## WRITTEN EXERCISE
Every record should be written out exactly, with the pictures left out.

## EXTRACTED ENTRIES
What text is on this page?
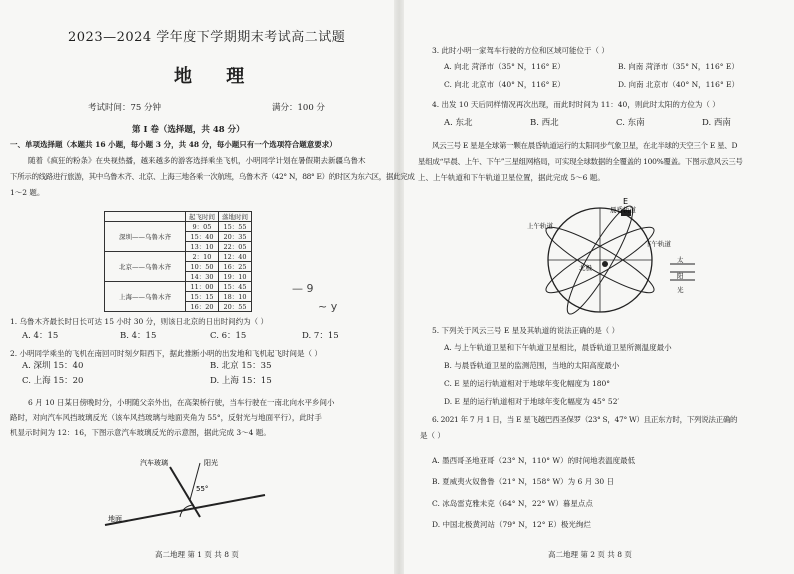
2023—2024 学年度下学期期末考试高二试题
地 理
考试时间：75 分钟	满分：100 分
第 Ⅰ 卷（选择题，共 48 分）
一、单项选择题（本题共 16 小题，每小题 3 分，共 48 分，每小题只有一个选项符合题意要求）
随着《疯狂的粉条》在央视热播，越来越多的游客选择乘坐飞机，小明同学计划在暑假期去新疆乌鲁木
下所示的线路进行旅游，其中乌鲁木齐、北京、上海三地各乘一次航班，乌鲁木齐（42° N，88° E）的时区为东六区，据此完成
1～2 题。
	起飞时间	落地时间
深圳——乌鲁木齐	9：05	15：55
	15：40	20：35
	13：10	22：05
北京——乌鲁木齐	2：10	12：40
	10：50	16：25
	14：30	19：10
上海——乌鲁木齐	11：00	15：45
	15：15	18：10
	16：20	20：55
— 9
~ y
1. 乌鲁木齐最长时日长可达 15 小时 30 分，则该日北京的日出时间约为（ ）
A. 4：15	B. 4：15	C. 6：15	D. 7：15
2. 小明同学乘坐的飞机在南回可时刻夕阳西下，据此推断小明的出发地和飞机起飞时间是（ ）
A. 深圳 15：40	B. 北京 15：35
C. 上海 15：20	D. 上海 15：15
6 月 10 日某日傍晚时分，小明随父亲外出，在高架桥行驶，当车行驶在一南北向水平乡间小
路时，对向汽车风挡玻璃反光（该车风挡玻璃与地面夹角为 55°，反射光与地面平行），此时手
机显示时间为 12：16，下图示意汽车玻璃反光的示意图，据此完成 3～4 题。
汽车玻璃	阳光
55°
地面
高二地理 第 1 页 共 8 页
3. 此时小明一家驾车行驶的方位和区域可能位于（ ）
A. 向北 菏泽市（35° N，116° E）	B. 向南 菏泽市（35° N，116° E）
C. 向北 北京市（40° N，116° E）	D. 向南 北京市（40° N，116° E）
4. 出发 10 天后同样情况再次出现，而此时时间为 11：40，则此时太阳的方位为（ ）
A. 东北	B. 西北	C. 东南	D. 西南
风云三号 E 星是全球第一颗在晨昏轨道运行的太阳同步气象卫星，在北半球的天空三个 E 星、D
星组成“早晨、上午、下午”三星组网格局，可实现全球数据的全覆盖的 100%覆盖。下图示意风云三号
上、上午轨道和下午轨道卫星位置，据此完成 5～6 题。
E
晨昏轨道
上午轨道
下午轨道
北极
太
阳
光
5. 下列关于风云三号 E 星及其轨道的说法正确的是（ ）
A. 与上午轨道卫星和下午轨道卫星相比，晨昏轨道卫星所测温度最小
B. 与晨昏轨道卫星的监测范围，当地的太阳高度最小
C. E 星的运行轨道相对于地球年变化幅度为 180°
D. E 星的运行轨道相对于地球年变化幅度为 45° 52′
6. 2021 年 7 月 1 日，当 E 星飞越巴西圣保罗（23° S，47° W）且正东方时，下列说法正确的
是（ ）
A. 墨西哥圣地亚哥（23° N，110° W）的时间地表温度最低
B. 夏威夷火奴鲁鲁（21° N，158° W）为 6 月 30 日
C. 冰岛雷克雅未克（64° N，22° W）暮星点点
D. 中国北极黄河站（79° N，12° E）极光绚烂
高二地理 第 2 页 共 8 页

## WRITTEN ANSWER
What text is on this page?
2023—2024 学年度下学期期末考试高二试题
地 理
考试时间：75 分钟	满分：100 分
第 Ⅰ 卷（选择题，共 48 分）
一、单项选择题（本题共 16 小题，每小题 3 分，共 48 分，每小题只有一个选项符合题意要求）
随着《疯狂的粉条》在央视热播，越来越多的游客选择乘坐飞机，小明同学计划在暑假期去新疆乌鲁木
下所示的线路进行旅游，其中乌鲁木齐、北京、上海三地各乘一次航班，乌鲁木齐（42° N，88° E）的时区为东六区，据此完成
1～2 题。
	起飞时间	落地时间
深圳——乌鲁木齐	9：05	15：55
	15：40	20：35
	13：10	22：05
北京——乌鲁木齐	2：10	12：40
	10：50	16：25
	14：30	19：10
上海——乌鲁木齐	11：00	15：45
	15：15	18：10
	16：20	20：55
— 9
~ y
1. 乌鲁木齐最长时日长可达 15 小时 30 分，则该日北京的日出时间约为（ ）
A. 4：15	B. 4：15	C. 6：15	D. 7：15
2. 小明同学乘坐的飞机在南回可时刻夕阳西下，据此推断小明的出发地和飞机起飞时间是（ ）
A. 深圳 15：40	B. 北京 15：35
C. 上海 15：20	D. 上海 15：15
6 月 10 日某日傍晚时分，小明随父亲外出，在高架桥行驶，当车行驶在一南北向水平乡间小
路时，对向汽车风挡玻璃反光（该车风挡玻璃与地面夹角为 55°，反射光与地面平行），此时手
机显示时间为 12：16，下图示意汽车玻璃反光的示意图，据此完成 3～4 题。
汽车玻璃	阳光
55°
地面
高二地理 第 1 页 共 8 页
3. 此时小明一家驾车行驶的方位和区域可能位于（ ）
A. 向北 菏泽市（35° N，116° E）	B. 向南 菏泽市（35° N，116° E）
C. 向北 北京市（40° N，116° E）	D. 向南 北京市（40° N，116° E）
4. 出发 10 天后同样情况再次出现，而此时时间为 11：40，则此时太阳的方位为（ ）
A. 东北	B. 西北	C. 东南	D. 西南
风云三号 E 星是全球第一颗在晨昏轨道运行的太阳同步气象卫星，在北半球的天空三个 E 星、D
星组成“早晨、上午、下午”三星组网格局，可实现全球数据的全覆盖的 100%覆盖。下图示意风云三号
上、上午轨道和下午轨道卫星位置，据此完成 5～6 题。
E
晨昏轨道
上午轨道
下午轨道
北极
太
阳
光
5. 下列关于风云三号 E 星及其轨道的说法正确的是（ ）
A. 与上午轨道卫星和下午轨道卫星相比，晨昏轨道卫星所测温度最小
B. 与晨昏轨道卫星的监测范围，当地的太阳高度最小
C. E 星的运行轨道相对于地球年变化幅度为 180°
D. E 星的运行轨道相对于地球年变化幅度为 45° 52′
6. 2021 年 7 月 1 日，当 E 星飞越巴西圣保罗（23° S，47° W）且正东方时，下列说法正确的
是（ ）
A. 墨西哥圣地亚哥（23° N，110° W）的时间地表温度最低
B. 夏威夷火奴鲁鲁（21° N，158° W）为 6 月 30 日
C. 冰岛雷克雅未克（64° N，22° W）暮星点点
D. 中国北极黄河站（79° N，12° E）极光绚烂
高二地理 第 2 页 共 8 页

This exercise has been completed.